Task prompt: Show every line from the items below that contains the word "List", copying each line in full.

========================

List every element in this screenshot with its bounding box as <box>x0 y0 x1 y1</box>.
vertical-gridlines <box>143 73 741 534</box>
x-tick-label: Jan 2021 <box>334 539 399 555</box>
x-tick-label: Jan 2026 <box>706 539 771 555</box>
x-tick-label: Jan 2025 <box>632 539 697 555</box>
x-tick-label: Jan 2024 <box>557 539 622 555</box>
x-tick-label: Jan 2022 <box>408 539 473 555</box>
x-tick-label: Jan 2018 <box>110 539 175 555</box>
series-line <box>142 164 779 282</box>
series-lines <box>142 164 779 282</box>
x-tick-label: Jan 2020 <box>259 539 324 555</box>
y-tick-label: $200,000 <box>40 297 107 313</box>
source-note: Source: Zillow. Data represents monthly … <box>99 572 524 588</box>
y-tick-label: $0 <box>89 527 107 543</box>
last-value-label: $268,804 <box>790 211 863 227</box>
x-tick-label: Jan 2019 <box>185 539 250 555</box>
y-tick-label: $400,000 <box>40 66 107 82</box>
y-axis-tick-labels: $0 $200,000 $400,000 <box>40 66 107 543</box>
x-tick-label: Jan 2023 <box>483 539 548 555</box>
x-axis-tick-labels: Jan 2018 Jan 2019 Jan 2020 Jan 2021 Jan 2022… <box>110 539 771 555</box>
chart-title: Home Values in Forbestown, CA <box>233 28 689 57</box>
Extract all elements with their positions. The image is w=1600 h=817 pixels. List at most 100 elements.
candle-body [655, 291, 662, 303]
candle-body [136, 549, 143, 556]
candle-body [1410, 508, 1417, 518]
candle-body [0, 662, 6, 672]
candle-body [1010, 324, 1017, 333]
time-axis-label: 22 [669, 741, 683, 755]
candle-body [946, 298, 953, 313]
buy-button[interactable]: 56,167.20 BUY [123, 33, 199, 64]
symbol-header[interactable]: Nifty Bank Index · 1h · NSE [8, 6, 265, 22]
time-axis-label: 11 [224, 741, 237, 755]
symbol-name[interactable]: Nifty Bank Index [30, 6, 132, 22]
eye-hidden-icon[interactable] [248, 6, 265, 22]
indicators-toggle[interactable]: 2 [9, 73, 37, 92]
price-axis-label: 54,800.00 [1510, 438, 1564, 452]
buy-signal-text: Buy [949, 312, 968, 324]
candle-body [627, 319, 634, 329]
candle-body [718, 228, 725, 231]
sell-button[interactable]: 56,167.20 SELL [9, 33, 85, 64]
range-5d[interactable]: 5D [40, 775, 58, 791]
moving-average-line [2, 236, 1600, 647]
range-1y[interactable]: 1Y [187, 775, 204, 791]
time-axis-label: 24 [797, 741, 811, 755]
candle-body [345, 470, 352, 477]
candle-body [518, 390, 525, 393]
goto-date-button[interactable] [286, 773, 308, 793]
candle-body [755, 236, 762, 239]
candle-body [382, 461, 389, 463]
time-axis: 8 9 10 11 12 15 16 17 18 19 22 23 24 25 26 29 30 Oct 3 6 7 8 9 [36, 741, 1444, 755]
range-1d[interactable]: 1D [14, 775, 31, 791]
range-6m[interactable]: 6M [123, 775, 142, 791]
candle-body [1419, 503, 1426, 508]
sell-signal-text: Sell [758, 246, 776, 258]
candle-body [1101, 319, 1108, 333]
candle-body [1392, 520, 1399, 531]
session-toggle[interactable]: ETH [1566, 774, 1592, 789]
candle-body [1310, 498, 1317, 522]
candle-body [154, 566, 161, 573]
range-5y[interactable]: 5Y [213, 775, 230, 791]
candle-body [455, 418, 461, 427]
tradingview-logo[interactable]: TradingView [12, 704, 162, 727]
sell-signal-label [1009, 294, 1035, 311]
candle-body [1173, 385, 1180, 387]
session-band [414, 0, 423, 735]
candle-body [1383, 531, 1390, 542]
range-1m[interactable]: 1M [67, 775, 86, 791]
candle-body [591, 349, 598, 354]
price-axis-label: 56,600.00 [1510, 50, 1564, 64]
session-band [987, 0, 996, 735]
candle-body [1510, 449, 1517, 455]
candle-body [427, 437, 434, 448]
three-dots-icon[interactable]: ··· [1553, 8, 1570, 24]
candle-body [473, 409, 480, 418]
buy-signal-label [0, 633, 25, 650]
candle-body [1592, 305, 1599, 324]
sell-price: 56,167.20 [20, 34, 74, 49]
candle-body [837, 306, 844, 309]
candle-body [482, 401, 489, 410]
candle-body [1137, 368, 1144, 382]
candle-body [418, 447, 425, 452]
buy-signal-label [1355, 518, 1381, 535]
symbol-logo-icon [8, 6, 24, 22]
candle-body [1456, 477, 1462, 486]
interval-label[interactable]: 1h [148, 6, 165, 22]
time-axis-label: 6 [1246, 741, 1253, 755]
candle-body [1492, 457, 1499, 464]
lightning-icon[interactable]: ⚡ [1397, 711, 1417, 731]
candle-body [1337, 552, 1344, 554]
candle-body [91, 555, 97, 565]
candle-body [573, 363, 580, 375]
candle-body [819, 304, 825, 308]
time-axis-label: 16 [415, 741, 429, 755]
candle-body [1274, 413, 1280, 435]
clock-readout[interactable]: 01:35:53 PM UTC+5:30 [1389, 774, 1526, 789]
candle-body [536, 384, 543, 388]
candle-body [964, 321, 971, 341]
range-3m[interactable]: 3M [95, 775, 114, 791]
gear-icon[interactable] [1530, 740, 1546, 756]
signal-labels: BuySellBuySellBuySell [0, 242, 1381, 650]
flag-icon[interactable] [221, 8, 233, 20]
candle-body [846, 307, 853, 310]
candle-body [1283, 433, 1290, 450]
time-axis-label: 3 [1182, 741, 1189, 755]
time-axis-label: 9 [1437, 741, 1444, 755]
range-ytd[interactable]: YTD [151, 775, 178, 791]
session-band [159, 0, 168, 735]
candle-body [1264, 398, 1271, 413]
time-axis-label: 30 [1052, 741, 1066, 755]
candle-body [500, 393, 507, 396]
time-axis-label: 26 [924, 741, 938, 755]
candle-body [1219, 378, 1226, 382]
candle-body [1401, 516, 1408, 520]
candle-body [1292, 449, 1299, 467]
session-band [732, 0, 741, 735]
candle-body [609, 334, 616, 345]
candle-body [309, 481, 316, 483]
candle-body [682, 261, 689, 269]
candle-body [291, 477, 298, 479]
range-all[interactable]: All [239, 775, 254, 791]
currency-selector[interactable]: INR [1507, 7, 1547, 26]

========================

Completed task:
List every element in this screenshot with its bounding box as <box>x0 y0 x1 y1</box>.
Extract all elements with their positions. The image is w=1600 h=817 pixels. List at most 100 elements.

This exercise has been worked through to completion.